>> Start

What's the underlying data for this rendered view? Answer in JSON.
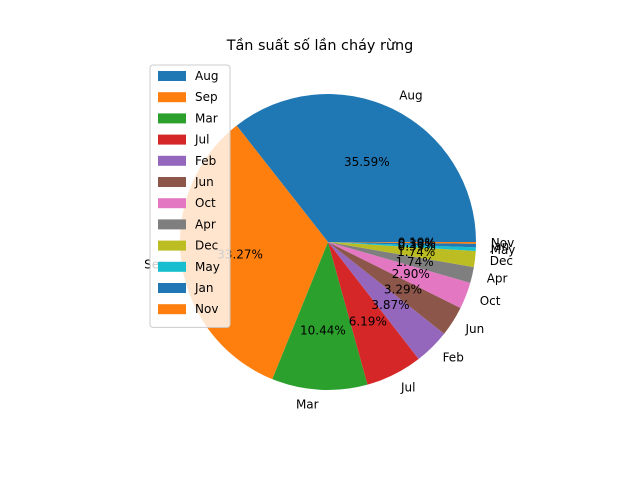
{
  "chart_data": {
    "type": "pie",
    "title": "Tần suất số lần cháy rừng",
    "start_angle_deg": 0,
    "direction": "counterclockwise",
    "legend_position": "upper-left",
    "slices": [
      {
        "label": "Aug",
        "percent": 35.59,
        "percent_label": "35.59%",
        "color": "#1f77b4"
      },
      {
        "label": "Sep",
        "percent": 33.27,
        "percent_label": "33.27%",
        "color": "#ff7f0e"
      },
      {
        "label": "Mar",
        "percent": 10.44,
        "percent_label": "10.44%",
        "color": "#2ca02c"
      },
      {
        "label": "Jul",
        "percent": 6.19,
        "percent_label": "6.19%",
        "color": "#d62728"
      },
      {
        "label": "Feb",
        "percent": 3.87,
        "percent_label": "3.87%",
        "color": "#9467bd"
      },
      {
        "label": "Jun",
        "percent": 3.29,
        "percent_label": "3.29%",
        "color": "#8c564b"
      },
      {
        "label": "Oct",
        "percent": 2.9,
        "percent_label": "2.90%",
        "color": "#e377c2"
      },
      {
        "label": "Apr",
        "percent": 1.74,
        "percent_label": "1.74%",
        "color": "#7f7f7f"
      },
      {
        "label": "Dec",
        "percent": 1.74,
        "percent_label": "1.74%",
        "color": "#bcbd22"
      },
      {
        "label": "May",
        "percent": 0.39,
        "percent_label": "0.39%",
        "color": "#17becf"
      },
      {
        "label": "Jan",
        "percent": 0.39,
        "percent_label": "0.39%",
        "color": "#1f77b4"
      },
      {
        "label": "Nov",
        "percent": 0.19,
        "percent_label": "0.19%",
        "color": "#ff7f0e"
      }
    ]
  }
}
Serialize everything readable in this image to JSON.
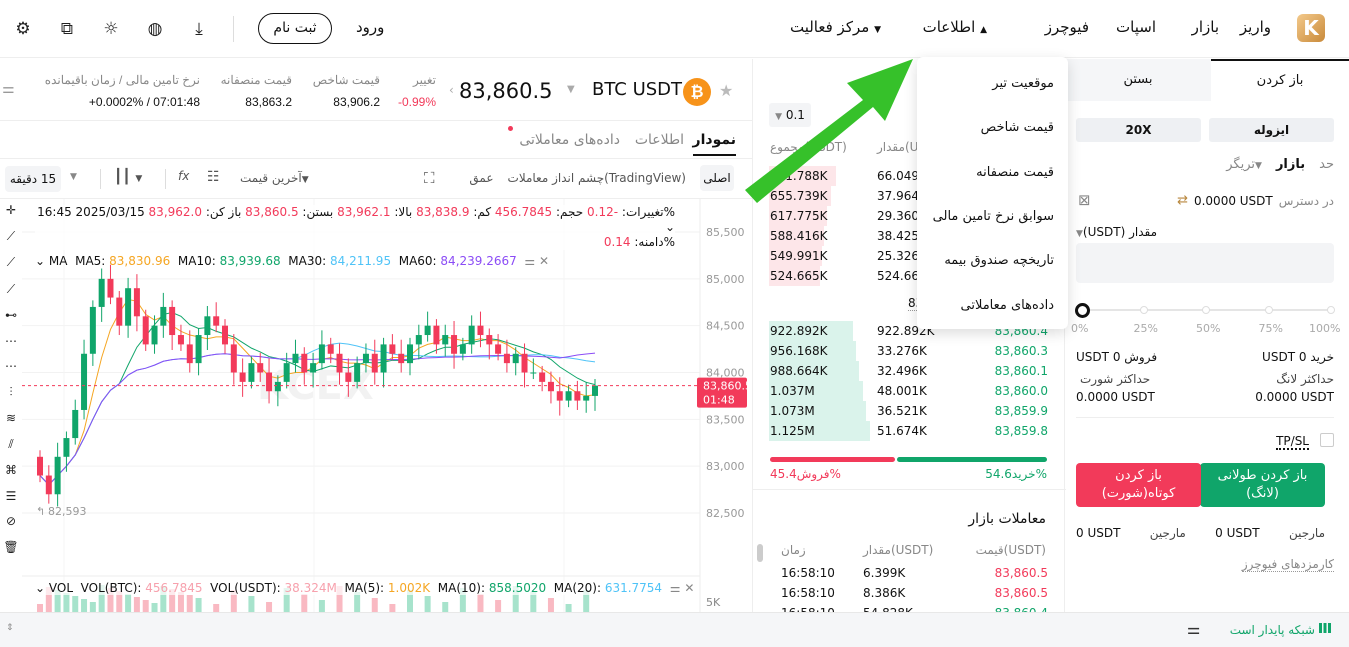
{
  "header": {
    "logo": "K",
    "nav": [
      "واریز",
      "بازار",
      "اسپات",
      "فیوچرز",
      "اطلاعات",
      "مرکز فعالیت"
    ],
    "login": "ورود",
    "signup": "ثبت نام",
    "icons": [
      "download-icon",
      "globe-icon",
      "sun-icon",
      "export-icon",
      "gear-icon"
    ]
  },
  "dropdown": {
    "items": [
      "موقعیت تیر",
      "قیمت شاخص",
      "قیمت منصفانه",
      "سوابق نرخ تامین مالی",
      "تاریخچه صندوق بیمه",
      "داده‌های معاملاتی"
    ]
  },
  "ticker": {
    "symbol": "BTC USDT",
    "price": "83,860.5",
    "change_label": "تغییر",
    "change": "-0.99%",
    "index_label": "قیمت شاخص",
    "index": "83,906.2",
    "fair_label": "قیمت منصفانه",
    "fair": "83,863.2",
    "funding_label": "نرخ تامین مالی / زمان باقیمانده",
    "funding": "+0.0002% / 07:01:48"
  },
  "tabs": [
    "نمودار",
    "اطلاعات",
    "داده‌های معاملاتی"
  ],
  "toolbar": {
    "basic": "اصلی",
    "tradingview": "چشم انداز معاملات(TradingView)",
    "depth": "عمق",
    "last_price": "آخرین قیمت",
    "interval": "15 دقیقه"
  },
  "ohlc": {
    "line1": "2025/03/15 16:45",
    "open_l": "باز کن:",
    "open": "83,962.0",
    "close_l": "بستن:",
    "close": "83,860.5",
    "high_l": "بالا:",
    "high": "83,962.1",
    "low_l": "کم:",
    "low": "83,838.9",
    "vol_l": "حجم:",
    "vol": "456.7845",
    "chg_l": "%تغییرات:",
    "chg": "-0.12",
    "amp_l": "%دامنه:",
    "amp": "0.14"
  },
  "ma": {
    "label": "MA",
    "ma5": "MA5: ",
    "ma5v": "83,830.96",
    "ma10": "MA10: ",
    "ma10v": "83,939.68",
    "ma30": "MA30: ",
    "ma30v": "84,211.95",
    "ma60": "MA60: ",
    "ma60v": "84,239.2667"
  },
  "vol": {
    "label": "VOL",
    "btc": "VOL(BTC): ",
    "btcv": "456.7845",
    "usdt": "VOL(USDT): ",
    "usdtv": "38.324M",
    "m5": "MA(5): ",
    "m5v": "1.002K",
    "m10": "MA(10): ",
    "m10v": "858.5020",
    "m20": "MA(20): ",
    "m20v": "631.7754",
    "axis": "5K"
  },
  "chart_data": {
    "type": "candlestick",
    "y_ticks": [
      "85,500",
      "85,000",
      "84,500",
      "84,000",
      "83,500",
      "83,000",
      "82,500"
    ],
    "ylim": [
      82500,
      85500
    ],
    "current_price": "83,860.5",
    "countdown": "01:48",
    "low_marker": "82,593",
    "watermark": "KCEX",
    "colors": {
      "up": "#10a56a",
      "down": "#f23a5a",
      "ma5": "#f5a623",
      "ma10": "#10a56a",
      "ma30": "#4fc3f7",
      "ma60": "#8b4cf6"
    },
    "closes": [
      82900,
      82700,
      83100,
      83300,
      83600,
      84200,
      84700,
      85000,
      84800,
      84500,
      84900,
      84600,
      84300,
      84500,
      84700,
      84400,
      84300,
      84100,
      84400,
      84600,
      84500,
      84300,
      84000,
      83900,
      84100,
      84000,
      83800,
      83900,
      84100,
      84200,
      84000,
      84100,
      84300,
      84200,
      84000,
      83900,
      84100,
      84200,
      84000,
      84300,
      84200,
      84100,
      84300,
      84400,
      84500,
      84300,
      84400,
      84200,
      84300,
      84500,
      84400,
      84300,
      84200,
      84100,
      84200,
      84000,
      84000,
      83900,
      83800,
      83700,
      83800,
      83700,
      83750,
      83860
    ]
  },
  "orderbook": {
    "precision": "0.1",
    "col_total": "مجموع(USDT)",
    "col_qty": "مقدار(USDT)",
    "mid": "83",
    "asks": [
      [
        "721.788K",
        "66.049K"
      ],
      [
        "655.739K",
        "37.964K"
      ],
      [
        "617.775K",
        "29.360K"
      ],
      [
        "588.416K",
        "38.425K"
      ],
      [
        "549.991K",
        "25.326K"
      ],
      [
        "524.665K",
        "524.665K"
      ]
    ],
    "bids": [
      [
        "922.892K",
        "922.892K",
        "83,860.4"
      ],
      [
        "956.168K",
        "33.276K",
        "83,860.3"
      ],
      [
        "988.664K",
        "32.496K",
        "83,860.1"
      ],
      [
        "1.037M",
        "48.001K",
        "83,860.0"
      ],
      [
        "1.073M",
        "36.521K",
        "83,859.9"
      ],
      [
        "1.125M",
        "51.674K",
        "83,859.8"
      ]
    ],
    "buy_pct": "خرید54.6%",
    "sell_pct": "فروش45.4%",
    "buy_ratio": 54.6
  },
  "trades": {
    "title": "معاملات بازار",
    "col_price": "قیمت(USDT)",
    "col_qty": "مقدار(USDT)",
    "col_time": "زمان",
    "rows": [
      [
        "83,860.5",
        "6.399K",
        "16:58:10"
      ],
      [
        "83,860.5",
        "8.386K",
        "16:58:10"
      ],
      [
        "83,860.4",
        "54.828K",
        "16:58:10"
      ]
    ]
  },
  "order": {
    "tab_open": "باز کردن",
    "tab_close": "بستن",
    "margin_mode": "ایزوله",
    "leverage": "20X",
    "types": [
      "حد",
      "بازار",
      "تریگر"
    ],
    "avail_label": "در دسترس",
    "avail": "0.0000 USDT",
    "qty_label": "مقدار (USDT)",
    "qty_value": "",
    "slider_pct": 0,
    "marks": [
      "0%",
      "25%",
      "50%",
      "75%",
      "100%"
    ],
    "buy": "خرید 0 USDT",
    "sell": "فروش 0 USDT",
    "max_long_l": "حداکثر لانگ",
    "max_long": "0.0000 USDT",
    "max_short_l": "حداکثر شورت",
    "max_short": "0.0000 USDT",
    "tpsl": "TP/SL",
    "long_btn": "باز کردن طولانی (لانگ)",
    "short_btn": "باز کردن کوتاه(شورت)",
    "margin_l": "مارجین",
    "margin_long": "0 USDT",
    "margin_short_l": "مارجین",
    "margin_short": "0 USDT",
    "fees": "کارمزدهای فیوچرز"
  },
  "status": {
    "network": "شبکه پایدار است"
  }
}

>> End

Given instruction: Within the data above, count the lines that contain the string "شورت"; the reply is the number alone.

Output: 2